— start AVAILABLE DATA —
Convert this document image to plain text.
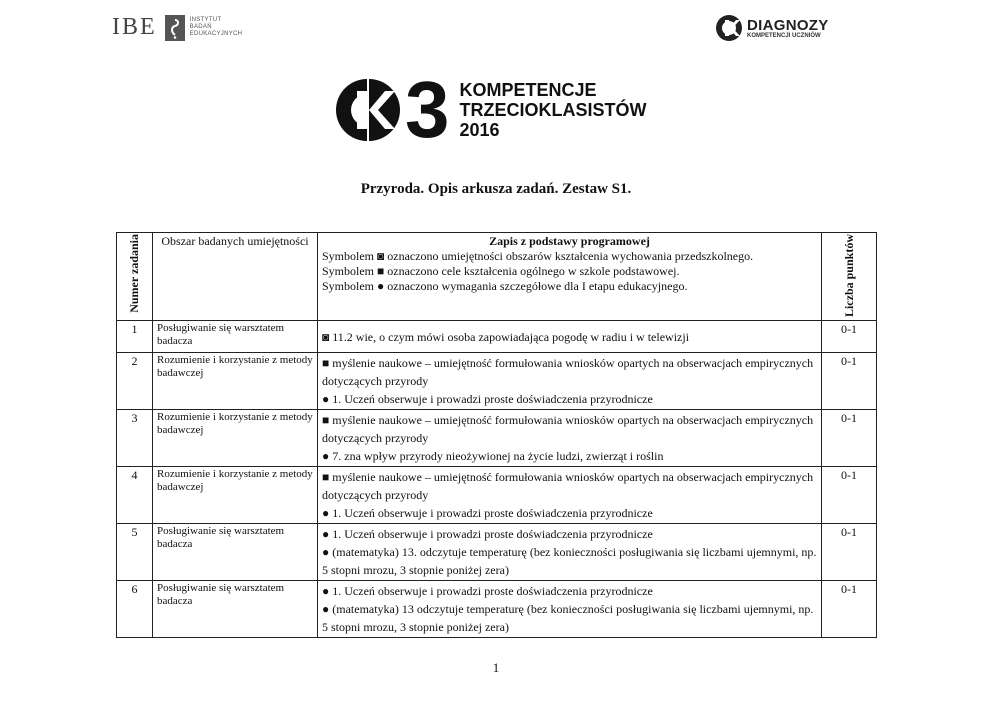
IBE	INSTYTUT
BADAŃ
EDUKACYJNYCH
DIAGNOZY
KOMPETENCJI UCZNIÓW
3 KOMPETENCJE
TRZECIOKLASISTÓW
2016
Przyroda. Opis arkusza zadań. Zestaw S1.
Numer zadania	Obszar badanych umiejętności	Zapis z podstawy programowej
Symbolem ◙ oznaczono umiejętności obszarów kształcenia wychowania przedszkolnego.
Symbolem ■ oznaczono cele kształcenia ogólnego w szkole podstawowej.
Symbolem ● oznaczono wymagania szczegółowe dla I etapu edukacyjnego.	Liczba punktów

1	Posługiwanie się warsztatem badacza	◙ 11.2 wie, o czym mówi osoba zapowiadająca pogodę w radiu i w telewizji	0-1
2	Rozumienie i korzystanie z metody badawczej	■ myślenie naukowe – umiejętność formułowania wniosków opartych na obserwacjach empirycznych dotyczących przyrody
● 1. Uczeń obserwuje i prowadzi proste doświadczenia przyrodnicze	0-1
3	Rozumienie i korzystanie z metody badawczej	■ myślenie naukowe – umiejętność formułowania wniosków opartych na obserwacjach empirycznych dotyczących przyrody
● 7. zna wpływ przyrody nieożywionej na życie ludzi, zwierząt i roślin	0-1
4	Rozumienie i korzystanie z metody badawczej	■ myślenie naukowe – umiejętność formułowania wniosków opartych na obserwacjach empirycznych dotyczących przyrody
● 1. Uczeń obserwuje i prowadzi proste doświadczenia przyrodnicze	0-1
5	Posługiwanie się warsztatem badacza	● 1. Uczeń obserwuje i prowadzi proste doświadczenia przyrodnicze
● (matematyka) 13. odczytuje temperaturę (bez konieczności posługiwania się liczbami ujemnymi, np. 5 stopni mrozu, 3 stopnie poniżej zera)	0-1
6	Posługiwanie się warsztatem badacza	● 1. Uczeń obserwuje i prowadzi proste doświadczenia przyrodnicze
● (matematyka) 13 odczytuje temperaturę (bez konieczności posługiwania się liczbami ujemnymi, np. 5 stopni mrozu, 3 stopnie poniżej zera)	0-1
1
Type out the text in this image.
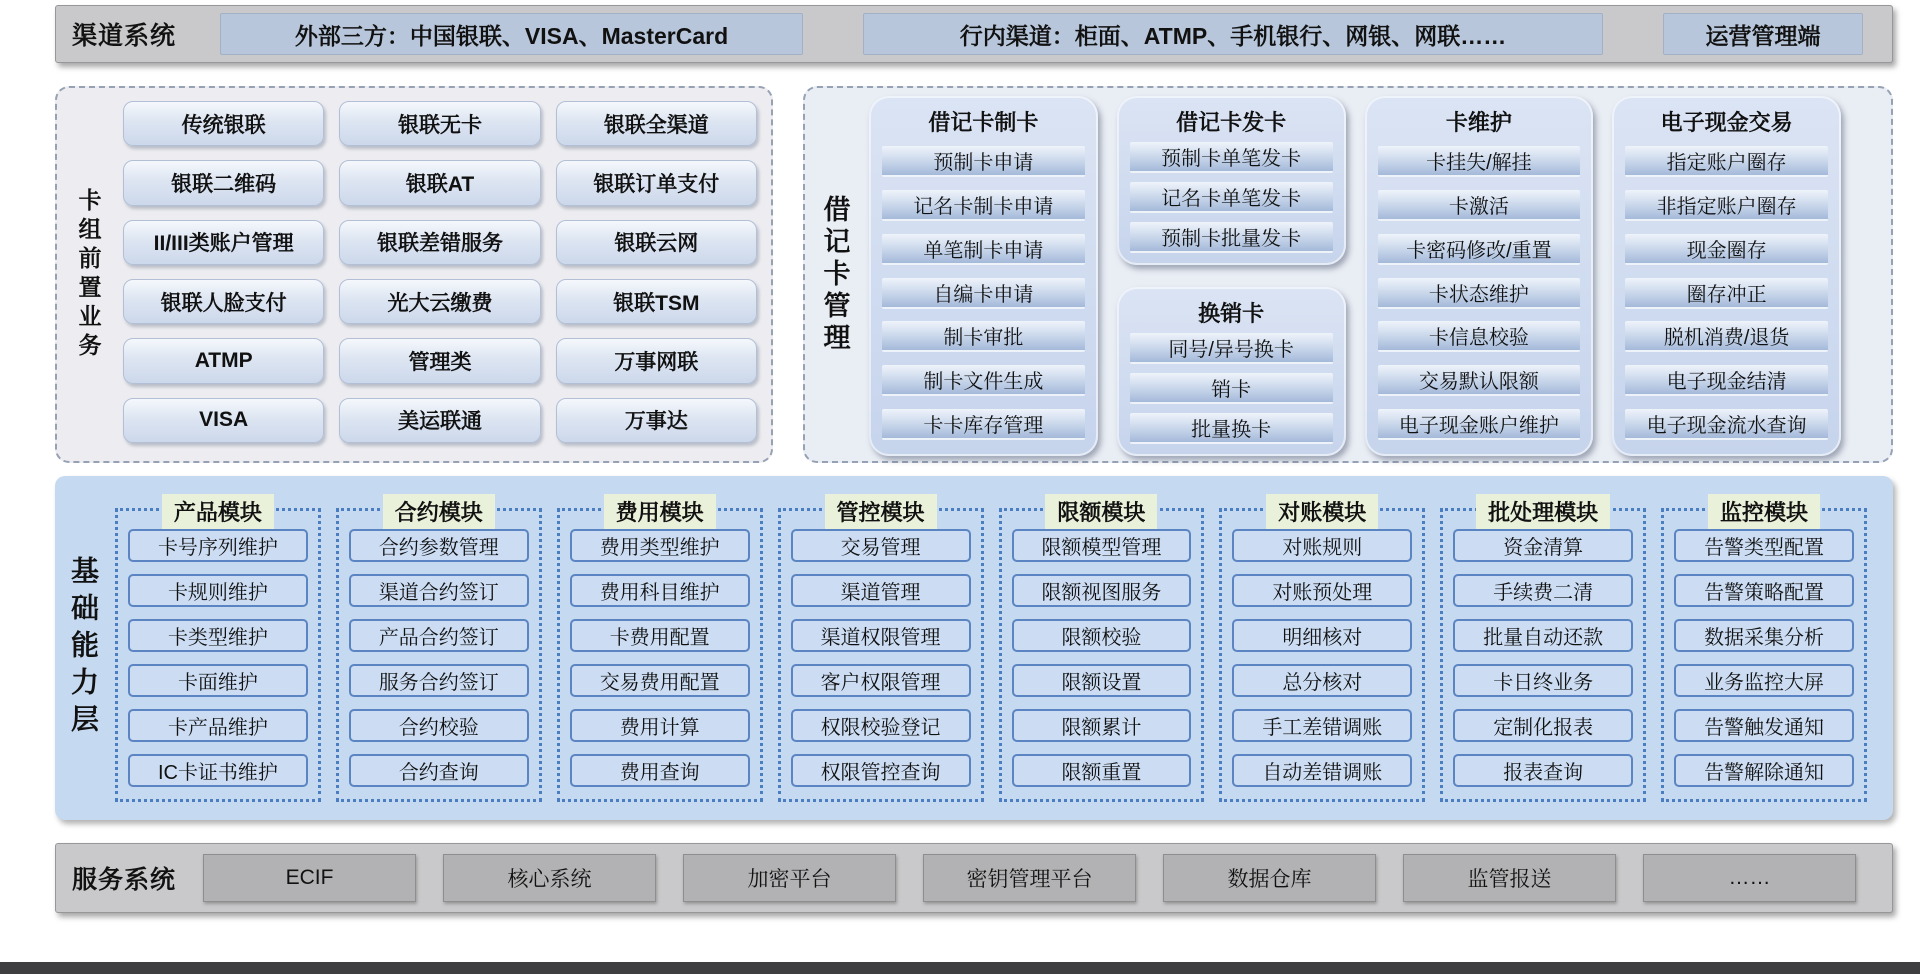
渠道系统	外部三方：中国银联、VISA、MasterCard	行内渠道：柜面、ATMP、手机银行、网银、网联……	运营管理端
卡组前置业务
传统银联	银联无卡	银联全渠道
银联二维码	银联AT	银联订单支付
II/III类账户管理	银联差错服务	银联云网
银联人脸支付	光大云缴费	银联TSM
ATMP	管理类	万事网联
VISA	美运联通	万事达
借记卡管理
借记卡制卡
预制卡申请
记名卡制卡申请
单笔制卡申请
自编卡申请
制卡审批
制卡文件生成
卡卡库存管理
借记卡发卡
预制卡单笔发卡
记名卡单笔发卡
预制卡批量发卡
换销卡
同号/异号换卡
销卡
批量换卡
卡维护
卡挂失/解挂
卡激活
卡密码修改/重置
卡状态维护
卡信息校验
交易默认限额
电子现金账户维护
电子现金交易
指定账户圈存
非指定账户圈存
现金圈存
圈存冲正
脱机消费/退货
电子现金结清
电子现金流水查询
基础能力层
产品模块
卡号序列维护
卡规则维护
卡类型维护
卡面维护
卡产品维护
IC卡证书维护
合约模块
合约参数管理
渠道合约签订
产品合约签订
服务合约签订
合约校验
合约查询
费用模块
费用类型维护
费用科目维护
卡费用配置
交易费用配置
费用计算
费用查询
管控模块
交易管理
渠道管理
渠道权限管理
客户权限管理
权限校验登记
权限管控查询
限额模块
限额模型管理
限额视图服务
限额校验
限额设置
限额累计
限额重置
对账模块
对账规则
对账预处理
明细核对
总分核对
手工差错调账
自动差错调账
批处理模块
资金清算
手续费二清
批量自动还款
卡日终业务
定制化报表
报表查询
监控模块
告警类型配置
告警策略配置
数据采集分析
业务监控大屏
告警触发通知
告警解除通知
服务系统	ECIF	核心系统	加密平台	密钥管理平台	数据仓库	监管报送	……
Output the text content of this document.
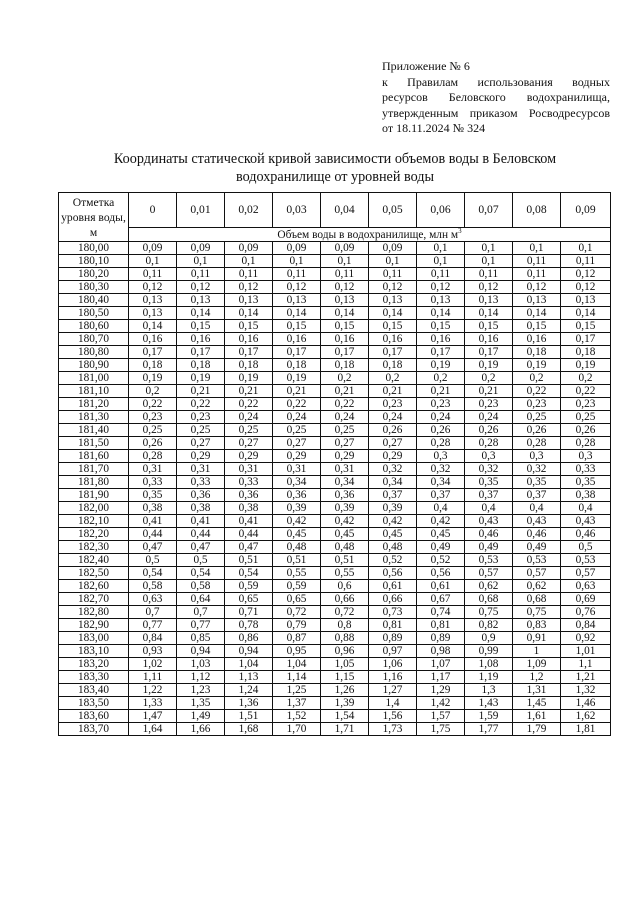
Приложение № 6
к Правилам использования водных
ресурсов Беловского водохранилища,
утвержденным приказом Росводресурсов
от 18.11.2024 № 324
Координаты статической кривой зависимости объемов воды в Беловском
водохранилище от уровней воды
Отметка уровня воды, м	0	0,01	0,02	0,03	0,04	0,05	0,06	0,07	0,08	0,09
	Объем воды в водохранилище, млн $м^3$
180,00	0,09	0,09	0,09	0,09	0,09	0,09	0,1	0,1	0,1	0,1
180,10	0,1	0,1	0,1	0,1	0,1	0,1	0,1	0,1	0,11	0,11
180,20	0,11	0,11	0,11	0,11	0,11	0,11	0,11	0,11	0,11	0,12
180,30	0,12	0,12	0,12	0,12	0,12	0,12	0,12	0,12	0,12	0,12
180,40	0,13	0,13	0,13	0,13	0,13	0,13	0,13	0,13	0,13	0,13
180,50	0,13	0,14	0,14	0,14	0,14	0,14	0,14	0,14	0,14	0,14
180,60	0,14	0,15	0,15	0,15	0,15	0,15	0,15	0,15	0,15	0,15
180,70	0,16	0,16	0,16	0,16	0,16	0,16	0,16	0,16	0,16	0,17
180,80	0,17	0,17	0,17	0,17	0,17	0,17	0,17	0,17	0,18	0,18
180,90	0,18	0,18	0,18	0,18	0,18	0,18	0,19	0,19	0,19	0,19
181,00	0,19	0,19	0,19	0,19	0,2	0,2	0,2	0,2	0,2	0,2
181,10	0,2	0,21	0,21	0,21	0,21	0,21	0,21	0,21	0,22	0,22
181,20	0,22	0,22	0,22	0,22	0,22	0,23	0,23	0,23	0,23	0,23
181,30	0,23	0,23	0,24	0,24	0,24	0,24	0,24	0,24	0,25	0,25
181,40	0,25	0,25	0,25	0,25	0,25	0,26	0,26	0,26	0,26	0,26
181,50	0,26	0,27	0,27	0,27	0,27	0,27	0,28	0,28	0,28	0,28
181,60	0,28	0,29	0,29	0,29	0,29	0,29	0,3	0,3	0,3	0,3
181,70	0,31	0,31	0,31	0,31	0,31	0,32	0,32	0,32	0,32	0,33
181,80	0,33	0,33	0,33	0,34	0,34	0,34	0,34	0,35	0,35	0,35
181,90	0,35	0,36	0,36	0,36	0,36	0,37	0,37	0,37	0,37	0,38
182,00	0,38	0,38	0,38	0,39	0,39	0,39	0,4	0,4	0,4	0,4
182,10	0,41	0,41	0,41	0,42	0,42	0,42	0,42	0,43	0,43	0,43
182,20	0,44	0,44	0,44	0,45	0,45	0,45	0,45	0,46	0,46	0,46
182,30	0,47	0,47	0,47	0,48	0,48	0,48	0,49	0,49	0,49	0,5
182,40	0,5	0,5	0,51	0,51	0,51	0,52	0,52	0,53	0,53	0,53
182,50	0,54	0,54	0,54	0,55	0,55	0,56	0,56	0,57	0,57	0,57
182,60	0,58	0,58	0,59	0,59	0,6	0,61	0,61	0,62	0,62	0,63
182,70	0,63	0,64	0,65	0,65	0,66	0,66	0,67	0,68	0,68	0,69
182,80	0,7	0,7	0,71	0,72	0,72	0,73	0,74	0,75	0,75	0,76
182,90	0,77	0,77	0,78	0,79	0,8	0,81	0,81	0,82	0,83	0,84
183,00	0,84	0,85	0,86	0,87	0,88	0,89	0,89	0,9	0,91	0,92
183,10	0,93	0,94	0,94	0,95	0,96	0,97	0,98	0,99	1	1,01
183,20	1,02	1,03	1,04	1,04	1,05	1,06	1,07	1,08	1,09	1,1
183,30	1,11	1,12	1,13	1,14	1,15	1,16	1,17	1,19	1,2	1,21
183,40	1,22	1,23	1,24	1,25	1,26	1,27	1,29	1,3	1,31	1,32
183,50	1,33	1,35	1,36	1,37	1,39	1,4	1,42	1,43	1,45	1,46
183,60	1,47	1,49	1,51	1,52	1,54	1,56	1,57	1,59	1,61	1,62
183,70	1,64	1,66	1,68	1,70	1,71	1,73	1,75	1,77	1,79	1,81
— end AVAILABLE DATA —
## THE REQUEST
Show every line in the entries where the string "badawczej" occurs.

## RESPONSE TO THIS TASK
2	Rozumienie i korzystanie z metody badawczej	■ myślenie naukowe – umiejętność formułowania wniosków opartych na obserwacjach empirycznych dotyczących przyrody
3	Rozumienie i korzystanie z metody badawczej	■ myślenie naukowe – umiejętność formułowania wniosków opartych na obserwacjach empirycznych dotyczących przyrody
4	Rozumienie i korzystanie z metody badawczej	■ myślenie naukowe – umiejętność formułowania wniosków opartych na obserwacjach empirycznych dotyczących przyrody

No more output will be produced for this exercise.